Instruction: Write out every line of the data below without changing anything, but leave the pictures out of your answer.

Supplied entries:
_ _ _

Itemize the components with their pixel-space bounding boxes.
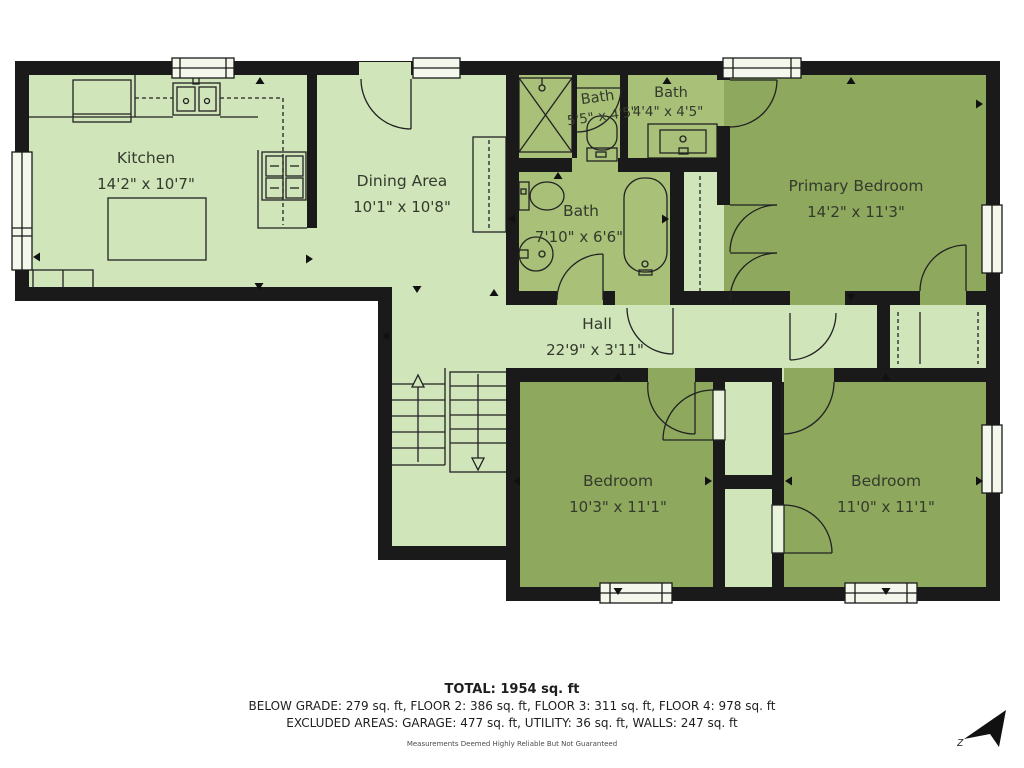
kitchen-dims: 14'2" x 10'7" <box>97 175 195 193</box>
area-summary: TOTAL: 1954 sq. ft BELOW GRADE: 279 sq. … <box>0 682 1024 748</box>
floor-plan: Kitchen 14'2" x 10'7" Dining Area 10'1" … <box>0 0 1024 768</box>
disclaimer: Measurements Deemed Highly Reliable But … <box>0 740 1024 748</box>
closet2-door-gap <box>772 505 784 553</box>
window-bedroom2-right <box>982 425 1002 493</box>
floors <box>22 68 986 601</box>
dining-dims: 10'1" x 10'8" <box>353 198 451 216</box>
bedroom2-label: Bedroom <box>851 472 921 490</box>
floor-plan-page: Kitchen 14'2" x 10'7" Dining Area 10'1" … <box>0 0 1024 768</box>
entry-door-gap <box>359 62 411 75</box>
window-kitchen-top <box>172 58 234 78</box>
bath3-label: Bath <box>563 202 599 220</box>
bedroom1-dims: 10'3" x 11'1" <box>569 498 667 516</box>
hall-floor <box>385 294 986 368</box>
primary-bedroom-dims: 14'2" x 11'3" <box>807 203 905 221</box>
kitchen-label: Kitchen <box>117 149 175 167</box>
closet1-door-gap <box>713 390 725 440</box>
excluded-areas: EXCLUDED AREAS: GARAGE: 477 sq. ft, UTIL… <box>0 715 1024 732</box>
bedroom1-label: Bedroom <box>583 472 653 490</box>
window-primary-top <box>723 58 801 78</box>
bedroom2-dims: 11'0" x 11'1" <box>837 498 935 516</box>
total-area: TOTAL: 1954 sq. ft <box>0 682 1024 697</box>
floor-areas: BELOW GRADE: 279 sq. ft, FLOOR 2: 386 sq… <box>0 698 1024 715</box>
hall-dims: 22'9" x 3'11" <box>546 341 644 359</box>
bath2-dims: 4'4" x 4'5" <box>633 104 704 120</box>
window-primary-right <box>982 205 1002 273</box>
window-dining-top <box>413 58 460 78</box>
window-bedroom2-bottom <box>845 583 917 603</box>
bath3-dims: 7'10" x 6'6" <box>535 228 623 246</box>
window-kitchen-left <box>12 152 32 270</box>
bath2-label: Bath <box>654 85 688 101</box>
dining-label: Dining Area <box>357 172 448 190</box>
hall-label: Hall <box>582 315 612 333</box>
window-bedroom1-bottom <box>600 583 672 603</box>
primary-bedroom-label: Primary Bedroom <box>789 177 924 195</box>
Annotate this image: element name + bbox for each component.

_ _ _

Result:
Itemize the components with their pixel-space bounding boxes.
kitchen-dims: 14'2" x 10'7" <box>97 175 195 193</box>
area-summary: TOTAL: 1954 sq. ft BELOW GRADE: 279 sq. … <box>0 682 1024 748</box>
floor-plan: Kitchen 14'2" x 10'7" Dining Area 10'1" … <box>0 0 1024 768</box>
disclaimer: Measurements Deemed Highly Reliable But … <box>0 740 1024 748</box>
closet2-door-gap <box>772 505 784 553</box>
window-bedroom2-right <box>982 425 1002 493</box>
floors <box>22 68 986 601</box>
dining-dims: 10'1" x 10'8" <box>353 198 451 216</box>
bedroom2-label: Bedroom <box>851 472 921 490</box>
floor-plan-page: Kitchen 14'2" x 10'7" Dining Area 10'1" … <box>0 0 1024 768</box>
entry-door-gap <box>359 62 411 75</box>
window-kitchen-top <box>172 58 234 78</box>
bath3-label: Bath <box>563 202 599 220</box>
bedroom1-dims: 10'3" x 11'1" <box>569 498 667 516</box>
hall-floor <box>385 294 986 368</box>
primary-bedroom-dims: 14'2" x 11'3" <box>807 203 905 221</box>
kitchen-label: Kitchen <box>117 149 175 167</box>
closet1-door-gap <box>713 390 725 440</box>
excluded-areas: EXCLUDED AREAS: GARAGE: 477 sq. ft, UTIL… <box>0 715 1024 732</box>
bedroom1-label: Bedroom <box>583 472 653 490</box>
window-primary-top <box>723 58 801 78</box>
bedroom2-dims: 11'0" x 11'1" <box>837 498 935 516</box>
total-area: TOTAL: 1954 sq. ft <box>0 682 1024 697</box>
floor-areas: BELOW GRADE: 279 sq. ft, FLOOR 2: 386 sq… <box>0 698 1024 715</box>
hall-dims: 22'9" x 3'11" <box>546 341 644 359</box>
bath2-dims: 4'4" x 4'5" <box>633 104 704 120</box>
window-primary-right <box>982 205 1002 273</box>
window-dining-top <box>413 58 460 78</box>
window-bedroom2-bottom <box>845 583 917 603</box>
bath3-dims: 7'10" x 6'6" <box>535 228 623 246</box>
window-kitchen-left <box>12 152 32 270</box>
bath2-label: Bath <box>654 85 688 101</box>
dining-label: Dining Area <box>357 172 448 190</box>
hall-label: Hall <box>582 315 612 333</box>
window-bedroom1-bottom <box>600 583 672 603</box>
primary-bedroom-label: Primary Bedroom <box>789 177 924 195</box>
Annotate this image: element name + bbox for each component.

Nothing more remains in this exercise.